──────── TEXT BLOCK ────────

This ensures that every link from the moment the dangerous drug is seized from the accused, until it is presented before the judge is accounted for. Any break or disruption in the chain would cast doubt on the identity and integrity of the seized item. Thus, it is essential for the prosecution to establish with moral certainty that the drug presented in court is the same drug confiscated from the accused.81 Failure to do so would render the evidence against the accused insufficient, resulting in an acquittal.82


Here, the prosecution miserably failed to establish that the police officers complied with the requirements laid down in Section 21.


First, the marking of evidence was not done immediately upon confiscation of the items from the accused-appellants. Records show that after SPO1 Bactad seized one clear plastic sachet from each of them, he did not mark any of it before putting them in his pants pockets.83 Similarly, PO2 Cruz did not mark the paraphernalia found on top of the table before putting them in a plastic. The marking was only done at the police station.


Due to these sequence of events, it cannot be said that the sachets were accurately marked. This is especially important for the criminal charges pertaining to the individual possession of dangerous drugs by each accused-appellant, as it cannot be determined from whom each sachet was confiscated. This immediately casts doubt on the identity of the seized objects from its seizure, the first link in the chain of custody.


Aside from this, marking and inventory were not done in the presence of the required witnesses, namely, representatives from the Department of Justice, a Barangay Kagawad, and a media representative. While Cabading and Alcantara signed the Confiscation Receipt, Cabading manifested that she was not present during the marking, inventorying, and photographing of the items.84 These are unacceptable lapses by the police authorities cause another break in the chain of custody.


This Court has established that an "ostensibly approximate compliance"85 to Section 21 of Republic Act. No. 9165 will not suffice to reach a conviction. It bears reiterating that each link of the chain of custody of the seized drug must be accounted for to show there was no "tampering, alteration, or substitution, may it be by accident or otherwise."86 The chain of custody rule requires actual compliance to prove with moral certainty the corpus delicti of the crime charged. Seeing as the prosecution neither established the identity of the seized items in each link of the chain of custody, nor preserved its integrity, accused-appellants must be acquitted.

──────── DATA LISTING ────────

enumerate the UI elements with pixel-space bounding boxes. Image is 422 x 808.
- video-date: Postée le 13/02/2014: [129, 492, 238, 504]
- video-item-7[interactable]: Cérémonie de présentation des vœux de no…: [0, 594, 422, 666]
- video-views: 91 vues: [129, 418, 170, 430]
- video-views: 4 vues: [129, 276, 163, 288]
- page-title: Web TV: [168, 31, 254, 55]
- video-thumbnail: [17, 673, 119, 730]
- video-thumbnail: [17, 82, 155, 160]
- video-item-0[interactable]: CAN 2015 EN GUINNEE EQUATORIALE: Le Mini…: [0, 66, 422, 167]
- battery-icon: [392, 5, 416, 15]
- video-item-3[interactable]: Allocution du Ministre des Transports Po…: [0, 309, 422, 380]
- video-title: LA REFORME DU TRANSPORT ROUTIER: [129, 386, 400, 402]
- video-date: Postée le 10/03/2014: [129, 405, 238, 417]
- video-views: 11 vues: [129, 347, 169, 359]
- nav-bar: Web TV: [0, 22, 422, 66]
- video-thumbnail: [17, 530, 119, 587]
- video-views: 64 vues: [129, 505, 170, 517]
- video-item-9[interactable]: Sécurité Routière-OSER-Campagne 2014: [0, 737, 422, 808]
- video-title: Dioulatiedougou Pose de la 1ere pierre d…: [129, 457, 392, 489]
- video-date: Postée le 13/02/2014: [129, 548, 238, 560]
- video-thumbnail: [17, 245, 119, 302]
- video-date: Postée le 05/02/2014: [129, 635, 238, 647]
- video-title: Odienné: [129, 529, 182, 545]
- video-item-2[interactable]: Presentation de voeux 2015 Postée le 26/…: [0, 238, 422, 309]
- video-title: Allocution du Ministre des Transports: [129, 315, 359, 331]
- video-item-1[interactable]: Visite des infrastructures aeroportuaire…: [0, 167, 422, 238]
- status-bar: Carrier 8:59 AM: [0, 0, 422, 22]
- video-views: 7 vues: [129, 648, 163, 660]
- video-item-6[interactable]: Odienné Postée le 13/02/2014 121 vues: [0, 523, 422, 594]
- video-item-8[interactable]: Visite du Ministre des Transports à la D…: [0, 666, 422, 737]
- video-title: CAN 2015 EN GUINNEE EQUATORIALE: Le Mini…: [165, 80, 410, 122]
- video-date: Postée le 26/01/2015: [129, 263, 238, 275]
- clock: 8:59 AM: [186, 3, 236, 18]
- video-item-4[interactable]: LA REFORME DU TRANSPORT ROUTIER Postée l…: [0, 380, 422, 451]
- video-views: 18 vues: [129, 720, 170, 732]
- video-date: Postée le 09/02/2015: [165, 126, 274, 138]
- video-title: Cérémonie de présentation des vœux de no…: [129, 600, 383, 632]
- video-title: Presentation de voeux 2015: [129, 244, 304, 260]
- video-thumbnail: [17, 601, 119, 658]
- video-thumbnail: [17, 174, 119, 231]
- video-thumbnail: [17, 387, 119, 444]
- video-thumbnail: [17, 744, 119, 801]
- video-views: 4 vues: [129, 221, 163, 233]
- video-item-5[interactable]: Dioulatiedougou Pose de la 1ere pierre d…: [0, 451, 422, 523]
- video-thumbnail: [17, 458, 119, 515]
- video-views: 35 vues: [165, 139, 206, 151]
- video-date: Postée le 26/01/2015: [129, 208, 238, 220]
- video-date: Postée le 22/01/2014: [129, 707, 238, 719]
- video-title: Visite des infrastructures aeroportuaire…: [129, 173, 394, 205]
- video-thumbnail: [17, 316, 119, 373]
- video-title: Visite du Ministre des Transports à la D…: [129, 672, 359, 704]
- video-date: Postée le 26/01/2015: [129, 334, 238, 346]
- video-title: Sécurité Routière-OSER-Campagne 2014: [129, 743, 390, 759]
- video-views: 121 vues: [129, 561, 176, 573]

────────

> _TASKS_
- a) List the witnesses that the chain-of-custody passage says had to be present during marking and inventory.
- b) According to the chain-of-custody passage, where was the marking of the seized items finally done?
The dataset items are separate material and are not connected to the chain-of-custody passage.

> _EXPECTED OUTPUTS_
- a)
- Representatives from the Department of Justice
- A Barangay Kagawad
- A media representative

- b) At the police station.